(Collected data)
----

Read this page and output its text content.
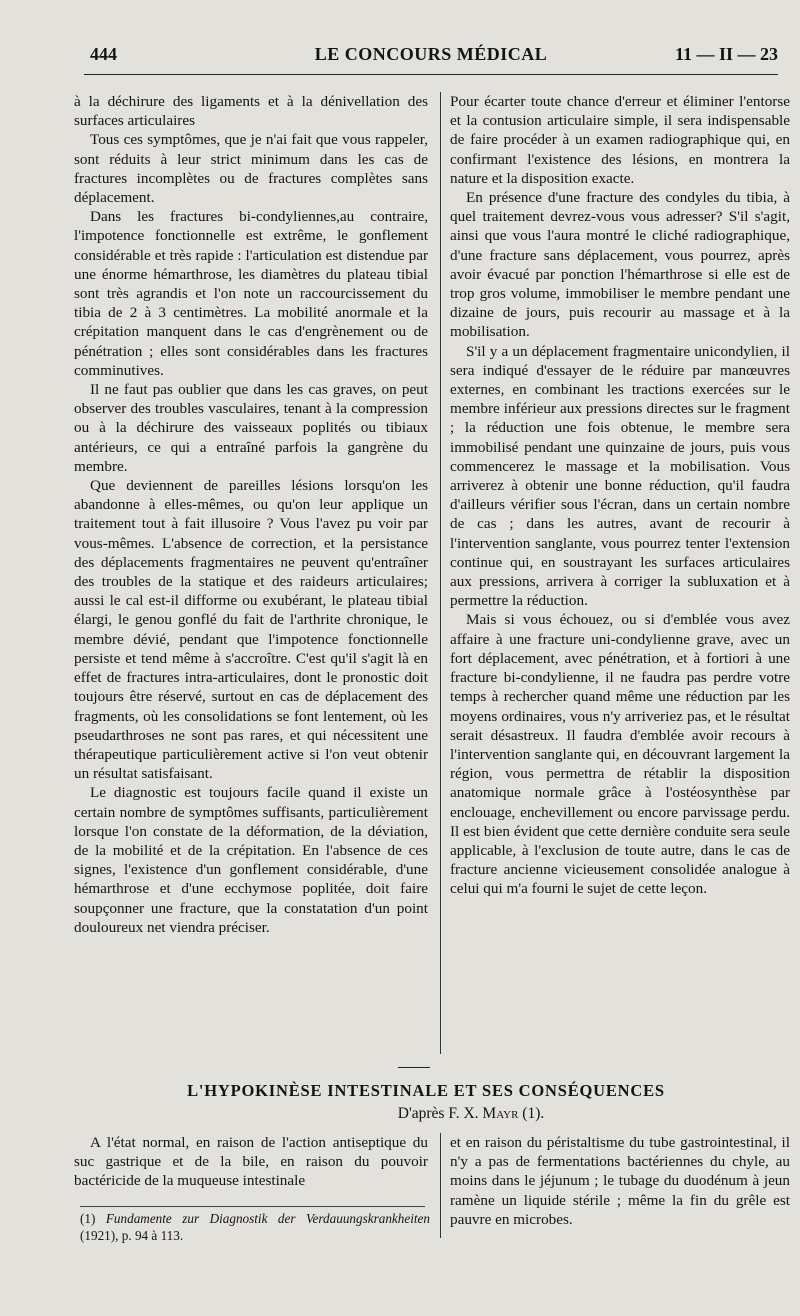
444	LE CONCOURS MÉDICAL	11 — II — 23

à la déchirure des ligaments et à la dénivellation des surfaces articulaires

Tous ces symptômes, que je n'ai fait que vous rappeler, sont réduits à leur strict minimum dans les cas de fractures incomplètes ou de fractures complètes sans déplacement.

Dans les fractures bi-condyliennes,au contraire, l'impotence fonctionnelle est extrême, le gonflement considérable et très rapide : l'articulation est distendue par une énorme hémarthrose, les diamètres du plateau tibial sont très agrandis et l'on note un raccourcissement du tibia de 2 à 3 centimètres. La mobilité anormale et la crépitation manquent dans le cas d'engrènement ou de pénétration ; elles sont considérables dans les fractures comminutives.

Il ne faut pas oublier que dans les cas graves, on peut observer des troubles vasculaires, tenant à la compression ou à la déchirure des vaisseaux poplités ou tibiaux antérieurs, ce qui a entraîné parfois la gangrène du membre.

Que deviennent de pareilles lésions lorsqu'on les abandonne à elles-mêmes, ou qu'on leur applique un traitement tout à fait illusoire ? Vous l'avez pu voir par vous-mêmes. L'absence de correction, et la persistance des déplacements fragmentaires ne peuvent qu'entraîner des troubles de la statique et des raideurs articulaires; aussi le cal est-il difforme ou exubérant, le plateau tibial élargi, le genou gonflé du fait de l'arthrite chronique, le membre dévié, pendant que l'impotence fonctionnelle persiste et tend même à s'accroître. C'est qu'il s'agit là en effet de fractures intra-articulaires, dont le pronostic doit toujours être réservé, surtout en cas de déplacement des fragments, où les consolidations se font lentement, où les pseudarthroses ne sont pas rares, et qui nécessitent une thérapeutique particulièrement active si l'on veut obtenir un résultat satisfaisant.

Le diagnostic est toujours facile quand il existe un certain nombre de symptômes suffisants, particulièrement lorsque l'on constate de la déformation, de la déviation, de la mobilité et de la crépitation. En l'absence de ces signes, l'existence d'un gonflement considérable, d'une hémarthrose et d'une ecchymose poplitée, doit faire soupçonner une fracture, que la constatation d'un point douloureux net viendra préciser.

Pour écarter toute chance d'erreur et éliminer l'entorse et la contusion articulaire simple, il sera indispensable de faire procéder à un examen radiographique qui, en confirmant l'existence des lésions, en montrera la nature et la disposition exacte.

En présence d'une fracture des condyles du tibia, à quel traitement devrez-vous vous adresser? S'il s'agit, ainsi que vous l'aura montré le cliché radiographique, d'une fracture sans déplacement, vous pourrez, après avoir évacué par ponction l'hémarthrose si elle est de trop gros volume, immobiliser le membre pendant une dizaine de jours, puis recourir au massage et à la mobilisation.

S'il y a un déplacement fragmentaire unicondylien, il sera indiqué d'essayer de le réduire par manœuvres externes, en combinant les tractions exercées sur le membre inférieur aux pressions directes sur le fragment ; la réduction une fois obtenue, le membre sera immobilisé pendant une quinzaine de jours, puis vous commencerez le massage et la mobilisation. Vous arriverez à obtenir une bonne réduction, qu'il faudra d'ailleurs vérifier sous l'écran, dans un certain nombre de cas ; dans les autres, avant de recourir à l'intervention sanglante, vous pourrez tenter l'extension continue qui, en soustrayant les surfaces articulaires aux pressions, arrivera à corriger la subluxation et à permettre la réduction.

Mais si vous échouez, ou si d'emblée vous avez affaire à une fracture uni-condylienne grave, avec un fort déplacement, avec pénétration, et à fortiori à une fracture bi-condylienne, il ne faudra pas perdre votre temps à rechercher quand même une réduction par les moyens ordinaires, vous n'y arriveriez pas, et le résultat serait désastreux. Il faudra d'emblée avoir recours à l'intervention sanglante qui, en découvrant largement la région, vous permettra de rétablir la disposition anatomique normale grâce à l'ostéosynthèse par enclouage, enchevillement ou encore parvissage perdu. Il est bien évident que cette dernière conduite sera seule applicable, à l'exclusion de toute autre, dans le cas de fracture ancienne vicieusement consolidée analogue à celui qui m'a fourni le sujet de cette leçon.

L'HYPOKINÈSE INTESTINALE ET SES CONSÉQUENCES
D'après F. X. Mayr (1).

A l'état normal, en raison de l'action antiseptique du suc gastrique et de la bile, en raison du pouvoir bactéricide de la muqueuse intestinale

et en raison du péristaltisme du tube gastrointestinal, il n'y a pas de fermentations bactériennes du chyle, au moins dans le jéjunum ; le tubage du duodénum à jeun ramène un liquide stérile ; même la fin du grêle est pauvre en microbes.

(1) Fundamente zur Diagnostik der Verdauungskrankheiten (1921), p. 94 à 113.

----

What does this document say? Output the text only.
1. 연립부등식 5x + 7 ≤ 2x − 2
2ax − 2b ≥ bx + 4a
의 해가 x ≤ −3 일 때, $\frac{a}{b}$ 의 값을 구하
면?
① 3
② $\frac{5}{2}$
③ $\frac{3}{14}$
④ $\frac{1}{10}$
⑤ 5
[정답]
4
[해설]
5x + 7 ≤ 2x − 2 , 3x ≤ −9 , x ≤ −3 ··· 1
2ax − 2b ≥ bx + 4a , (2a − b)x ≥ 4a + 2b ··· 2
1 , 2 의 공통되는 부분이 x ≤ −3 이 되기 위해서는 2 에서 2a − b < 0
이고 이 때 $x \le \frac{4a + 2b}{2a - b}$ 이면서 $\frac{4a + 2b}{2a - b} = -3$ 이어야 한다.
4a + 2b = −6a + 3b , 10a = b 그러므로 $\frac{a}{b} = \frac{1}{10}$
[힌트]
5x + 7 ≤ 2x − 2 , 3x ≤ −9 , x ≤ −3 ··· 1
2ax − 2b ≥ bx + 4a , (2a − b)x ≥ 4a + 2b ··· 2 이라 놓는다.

----

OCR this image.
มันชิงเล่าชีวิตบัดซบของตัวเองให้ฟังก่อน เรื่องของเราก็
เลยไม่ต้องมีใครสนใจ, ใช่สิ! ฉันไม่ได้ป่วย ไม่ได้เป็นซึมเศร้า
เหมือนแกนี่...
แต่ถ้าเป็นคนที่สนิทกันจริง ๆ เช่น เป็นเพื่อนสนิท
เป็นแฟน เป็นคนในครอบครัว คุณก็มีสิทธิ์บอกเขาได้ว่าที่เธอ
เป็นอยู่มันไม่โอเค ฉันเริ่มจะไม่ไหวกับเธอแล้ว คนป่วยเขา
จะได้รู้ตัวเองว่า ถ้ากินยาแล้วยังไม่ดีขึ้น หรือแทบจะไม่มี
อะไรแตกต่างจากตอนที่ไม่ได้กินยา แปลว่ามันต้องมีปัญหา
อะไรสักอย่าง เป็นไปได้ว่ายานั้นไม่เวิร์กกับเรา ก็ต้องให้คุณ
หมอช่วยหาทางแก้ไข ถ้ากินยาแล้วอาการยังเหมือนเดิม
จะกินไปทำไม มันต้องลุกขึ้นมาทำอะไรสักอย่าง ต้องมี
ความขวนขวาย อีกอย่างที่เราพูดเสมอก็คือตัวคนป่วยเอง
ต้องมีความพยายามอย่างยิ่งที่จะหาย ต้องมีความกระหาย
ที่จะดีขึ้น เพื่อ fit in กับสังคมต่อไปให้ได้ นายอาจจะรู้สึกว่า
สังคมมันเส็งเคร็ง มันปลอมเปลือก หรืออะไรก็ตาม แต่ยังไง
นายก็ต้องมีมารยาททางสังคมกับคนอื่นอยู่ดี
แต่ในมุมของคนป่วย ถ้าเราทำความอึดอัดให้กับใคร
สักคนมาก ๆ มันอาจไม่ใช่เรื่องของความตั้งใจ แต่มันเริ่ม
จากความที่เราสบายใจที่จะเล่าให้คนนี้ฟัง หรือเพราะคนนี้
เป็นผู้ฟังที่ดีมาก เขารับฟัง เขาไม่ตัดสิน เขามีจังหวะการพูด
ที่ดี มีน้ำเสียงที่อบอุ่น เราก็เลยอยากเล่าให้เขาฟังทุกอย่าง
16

----

- [Task description] Look above for lines with the word "this" and copy them all.

- [Complete output]
Read this page and output its text content.
What does this document say? Output the text only.
OCR this image.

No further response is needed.